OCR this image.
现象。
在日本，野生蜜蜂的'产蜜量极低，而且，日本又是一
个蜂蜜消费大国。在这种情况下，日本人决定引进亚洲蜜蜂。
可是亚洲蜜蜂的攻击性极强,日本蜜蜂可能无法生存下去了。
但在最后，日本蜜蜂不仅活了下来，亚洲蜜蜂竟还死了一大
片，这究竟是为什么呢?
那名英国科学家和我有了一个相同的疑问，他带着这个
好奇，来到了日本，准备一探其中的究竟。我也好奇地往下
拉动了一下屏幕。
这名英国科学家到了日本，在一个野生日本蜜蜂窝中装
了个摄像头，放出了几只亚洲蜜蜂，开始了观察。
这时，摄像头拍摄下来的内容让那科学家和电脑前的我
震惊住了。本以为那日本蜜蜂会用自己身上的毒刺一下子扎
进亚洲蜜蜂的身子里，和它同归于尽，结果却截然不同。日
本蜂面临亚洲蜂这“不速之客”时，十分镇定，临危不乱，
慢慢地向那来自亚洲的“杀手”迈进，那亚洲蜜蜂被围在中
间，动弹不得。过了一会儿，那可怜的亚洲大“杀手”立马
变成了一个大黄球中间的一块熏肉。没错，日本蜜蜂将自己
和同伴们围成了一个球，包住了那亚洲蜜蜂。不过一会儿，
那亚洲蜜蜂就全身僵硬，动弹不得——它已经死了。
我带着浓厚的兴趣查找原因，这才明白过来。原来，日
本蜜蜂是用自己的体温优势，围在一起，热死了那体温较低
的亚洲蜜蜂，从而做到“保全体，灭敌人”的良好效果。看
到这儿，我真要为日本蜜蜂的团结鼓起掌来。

Required work: Each line must be given again exactly as written above.

Finished answer:
OCR this image.
现象。
在日本，野生蜜蜂的'产蜜量极低，而且，日本又是一
个蜂蜜消费大国。在这种情况下，日本人决定引进亚洲蜜蜂。
可是亚洲蜜蜂的攻击性极强,日本蜜蜂可能无法生存下去了。
但在最后，日本蜜蜂不仅活了下来，亚洲蜜蜂竟还死了一大
片，这究竟是为什么呢?
那名英国科学家和我有了一个相同的疑问，他带着这个
好奇，来到了日本，准备一探其中的究竟。我也好奇地往下
拉动了一下屏幕。
这名英国科学家到了日本，在一个野生日本蜜蜂窝中装
了个摄像头，放出了几只亚洲蜜蜂，开始了观察。
这时，摄像头拍摄下来的内容让那科学家和电脑前的我
震惊住了。本以为那日本蜜蜂会用自己身上的毒刺一下子扎
进亚洲蜜蜂的身子里，和它同归于尽，结果却截然不同。日
本蜂面临亚洲蜂这“不速之客”时，十分镇定，临危不乱，
慢慢地向那来自亚洲的“杀手”迈进，那亚洲蜜蜂被围在中
间，动弹不得。过了一会儿，那可怜的亚洲大“杀手”立马
变成了一个大黄球中间的一块熏肉。没错，日本蜜蜂将自己
和同伴们围成了一个球，包住了那亚洲蜜蜂。不过一会儿，
那亚洲蜜蜂就全身僵硬，动弹不得——它已经死了。
我带着浓厚的兴趣查找原因，这才明白过来。原来，日
本蜜蜂是用自己的体温优势，围在一起，热死了那体温较低
的亚洲蜜蜂，从而做到“保全体，灭敌人”的良好效果。看
到这儿，我真要为日本蜜蜂的团结鼓起掌来。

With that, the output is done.